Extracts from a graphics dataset
<<<<

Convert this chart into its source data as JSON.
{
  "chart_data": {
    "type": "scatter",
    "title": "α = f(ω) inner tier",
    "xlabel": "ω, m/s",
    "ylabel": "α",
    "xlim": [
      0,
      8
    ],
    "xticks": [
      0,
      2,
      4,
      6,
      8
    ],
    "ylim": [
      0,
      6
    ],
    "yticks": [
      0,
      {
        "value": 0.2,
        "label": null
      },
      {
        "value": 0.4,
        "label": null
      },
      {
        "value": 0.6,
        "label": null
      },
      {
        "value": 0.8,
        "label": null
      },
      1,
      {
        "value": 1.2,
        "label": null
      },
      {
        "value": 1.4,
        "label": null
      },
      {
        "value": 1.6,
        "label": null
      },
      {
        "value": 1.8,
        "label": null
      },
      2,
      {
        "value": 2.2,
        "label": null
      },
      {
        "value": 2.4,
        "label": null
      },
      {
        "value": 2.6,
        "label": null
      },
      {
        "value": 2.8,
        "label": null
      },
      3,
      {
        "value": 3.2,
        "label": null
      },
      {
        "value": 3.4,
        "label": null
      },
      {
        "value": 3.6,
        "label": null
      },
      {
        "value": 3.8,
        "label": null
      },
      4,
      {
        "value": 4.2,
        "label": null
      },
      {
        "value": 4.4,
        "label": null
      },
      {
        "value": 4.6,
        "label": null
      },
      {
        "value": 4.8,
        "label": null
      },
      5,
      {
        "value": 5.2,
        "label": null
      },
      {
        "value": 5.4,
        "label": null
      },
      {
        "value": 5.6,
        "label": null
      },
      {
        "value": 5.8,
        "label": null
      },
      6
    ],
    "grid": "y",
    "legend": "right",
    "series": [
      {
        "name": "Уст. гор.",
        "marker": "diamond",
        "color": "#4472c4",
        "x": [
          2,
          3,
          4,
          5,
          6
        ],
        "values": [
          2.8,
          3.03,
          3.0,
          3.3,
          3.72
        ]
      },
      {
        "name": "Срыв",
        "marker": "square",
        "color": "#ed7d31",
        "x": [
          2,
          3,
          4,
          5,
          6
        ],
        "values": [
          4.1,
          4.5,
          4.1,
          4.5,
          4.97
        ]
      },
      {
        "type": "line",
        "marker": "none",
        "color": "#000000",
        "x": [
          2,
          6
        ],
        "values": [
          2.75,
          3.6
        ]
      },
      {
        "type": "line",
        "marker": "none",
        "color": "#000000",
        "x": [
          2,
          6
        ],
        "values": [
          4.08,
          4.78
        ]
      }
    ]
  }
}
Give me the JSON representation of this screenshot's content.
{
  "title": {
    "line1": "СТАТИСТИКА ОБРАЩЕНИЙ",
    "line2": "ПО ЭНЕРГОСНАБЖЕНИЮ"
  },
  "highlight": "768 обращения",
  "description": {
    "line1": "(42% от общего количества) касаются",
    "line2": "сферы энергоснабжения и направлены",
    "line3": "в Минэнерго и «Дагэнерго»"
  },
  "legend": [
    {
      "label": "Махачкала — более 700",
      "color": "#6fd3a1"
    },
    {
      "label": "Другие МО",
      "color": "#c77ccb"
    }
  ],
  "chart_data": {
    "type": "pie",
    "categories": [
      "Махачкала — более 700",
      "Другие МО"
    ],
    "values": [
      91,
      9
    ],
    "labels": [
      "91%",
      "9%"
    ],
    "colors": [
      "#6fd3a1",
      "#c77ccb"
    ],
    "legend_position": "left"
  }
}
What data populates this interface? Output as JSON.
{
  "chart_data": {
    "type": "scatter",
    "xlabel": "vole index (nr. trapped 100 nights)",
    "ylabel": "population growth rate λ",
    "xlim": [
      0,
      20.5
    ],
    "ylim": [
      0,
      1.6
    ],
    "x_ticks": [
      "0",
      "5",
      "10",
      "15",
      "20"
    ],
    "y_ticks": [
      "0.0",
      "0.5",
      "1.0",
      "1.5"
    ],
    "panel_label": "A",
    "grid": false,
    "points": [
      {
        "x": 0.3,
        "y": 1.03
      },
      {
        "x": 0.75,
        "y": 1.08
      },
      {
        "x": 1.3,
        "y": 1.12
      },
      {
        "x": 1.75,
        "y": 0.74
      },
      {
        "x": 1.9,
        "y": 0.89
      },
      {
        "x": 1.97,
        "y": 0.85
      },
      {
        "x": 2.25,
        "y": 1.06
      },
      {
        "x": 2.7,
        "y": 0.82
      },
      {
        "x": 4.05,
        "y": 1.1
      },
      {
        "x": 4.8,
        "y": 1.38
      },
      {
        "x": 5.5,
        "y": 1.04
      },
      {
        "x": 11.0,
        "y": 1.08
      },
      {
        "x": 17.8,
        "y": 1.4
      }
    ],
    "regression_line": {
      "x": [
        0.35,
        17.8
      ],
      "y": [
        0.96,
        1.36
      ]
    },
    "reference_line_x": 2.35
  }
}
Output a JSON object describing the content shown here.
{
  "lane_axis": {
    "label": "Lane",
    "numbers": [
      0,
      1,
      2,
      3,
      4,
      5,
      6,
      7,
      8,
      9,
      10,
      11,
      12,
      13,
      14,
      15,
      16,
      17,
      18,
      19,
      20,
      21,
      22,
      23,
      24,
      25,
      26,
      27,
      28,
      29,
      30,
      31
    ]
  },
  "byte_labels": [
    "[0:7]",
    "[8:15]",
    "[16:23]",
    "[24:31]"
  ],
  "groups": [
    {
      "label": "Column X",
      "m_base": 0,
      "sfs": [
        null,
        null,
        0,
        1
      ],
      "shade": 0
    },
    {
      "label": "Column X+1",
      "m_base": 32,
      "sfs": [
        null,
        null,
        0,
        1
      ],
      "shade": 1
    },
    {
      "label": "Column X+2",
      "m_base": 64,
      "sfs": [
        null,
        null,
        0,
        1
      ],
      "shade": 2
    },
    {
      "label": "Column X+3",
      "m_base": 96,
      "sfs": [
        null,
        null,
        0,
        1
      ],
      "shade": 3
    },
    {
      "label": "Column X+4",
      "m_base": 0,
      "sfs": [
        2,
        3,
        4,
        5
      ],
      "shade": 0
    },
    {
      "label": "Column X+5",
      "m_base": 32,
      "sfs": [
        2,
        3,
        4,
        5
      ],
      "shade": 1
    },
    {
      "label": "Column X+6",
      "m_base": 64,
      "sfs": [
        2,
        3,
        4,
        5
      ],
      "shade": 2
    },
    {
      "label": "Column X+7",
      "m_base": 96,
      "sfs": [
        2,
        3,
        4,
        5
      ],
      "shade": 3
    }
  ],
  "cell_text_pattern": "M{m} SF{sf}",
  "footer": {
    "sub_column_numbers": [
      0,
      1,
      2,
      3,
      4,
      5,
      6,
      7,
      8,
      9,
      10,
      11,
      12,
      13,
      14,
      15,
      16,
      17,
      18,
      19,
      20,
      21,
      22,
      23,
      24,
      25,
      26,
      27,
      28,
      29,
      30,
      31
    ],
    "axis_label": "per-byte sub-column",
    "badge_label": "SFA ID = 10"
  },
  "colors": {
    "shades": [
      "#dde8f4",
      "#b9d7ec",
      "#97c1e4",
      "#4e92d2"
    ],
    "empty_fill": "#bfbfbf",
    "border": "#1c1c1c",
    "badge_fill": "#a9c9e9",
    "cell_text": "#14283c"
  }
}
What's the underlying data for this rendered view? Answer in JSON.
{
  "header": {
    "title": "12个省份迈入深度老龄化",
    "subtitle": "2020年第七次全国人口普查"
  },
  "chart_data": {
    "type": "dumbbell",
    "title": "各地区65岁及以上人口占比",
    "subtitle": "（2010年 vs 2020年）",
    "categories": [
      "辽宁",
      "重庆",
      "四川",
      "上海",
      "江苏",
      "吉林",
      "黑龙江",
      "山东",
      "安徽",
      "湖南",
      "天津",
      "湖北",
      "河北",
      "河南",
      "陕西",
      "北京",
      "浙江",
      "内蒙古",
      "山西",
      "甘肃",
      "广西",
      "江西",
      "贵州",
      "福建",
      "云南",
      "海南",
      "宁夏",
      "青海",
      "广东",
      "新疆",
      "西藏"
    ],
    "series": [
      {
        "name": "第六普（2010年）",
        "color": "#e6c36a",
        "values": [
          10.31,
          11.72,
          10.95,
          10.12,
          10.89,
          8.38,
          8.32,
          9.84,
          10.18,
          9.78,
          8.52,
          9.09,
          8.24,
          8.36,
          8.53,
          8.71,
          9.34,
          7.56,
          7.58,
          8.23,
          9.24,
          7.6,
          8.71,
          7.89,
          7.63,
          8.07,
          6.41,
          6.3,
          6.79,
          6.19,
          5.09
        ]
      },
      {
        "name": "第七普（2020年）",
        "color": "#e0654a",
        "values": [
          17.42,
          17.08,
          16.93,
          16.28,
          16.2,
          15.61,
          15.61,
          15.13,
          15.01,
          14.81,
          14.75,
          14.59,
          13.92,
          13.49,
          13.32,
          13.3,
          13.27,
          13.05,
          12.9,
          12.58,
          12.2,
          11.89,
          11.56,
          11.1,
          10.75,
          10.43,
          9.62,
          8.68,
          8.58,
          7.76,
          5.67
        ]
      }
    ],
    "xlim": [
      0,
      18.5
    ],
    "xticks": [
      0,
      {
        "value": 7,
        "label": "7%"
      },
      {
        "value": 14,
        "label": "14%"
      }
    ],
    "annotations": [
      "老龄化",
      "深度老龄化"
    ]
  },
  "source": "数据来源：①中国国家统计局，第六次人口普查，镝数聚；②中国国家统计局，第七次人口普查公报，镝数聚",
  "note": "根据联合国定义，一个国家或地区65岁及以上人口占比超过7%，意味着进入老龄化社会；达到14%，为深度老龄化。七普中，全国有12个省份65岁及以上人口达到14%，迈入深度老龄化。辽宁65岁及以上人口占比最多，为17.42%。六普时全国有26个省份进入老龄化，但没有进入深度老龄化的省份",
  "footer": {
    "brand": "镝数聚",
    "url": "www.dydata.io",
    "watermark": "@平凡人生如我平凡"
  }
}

>>>>

The task: Using the records above, find and show each line with the string "Output".

Answer below:
What data populates this interface? Output as JSON.
Output a JSON object describing the content shown here.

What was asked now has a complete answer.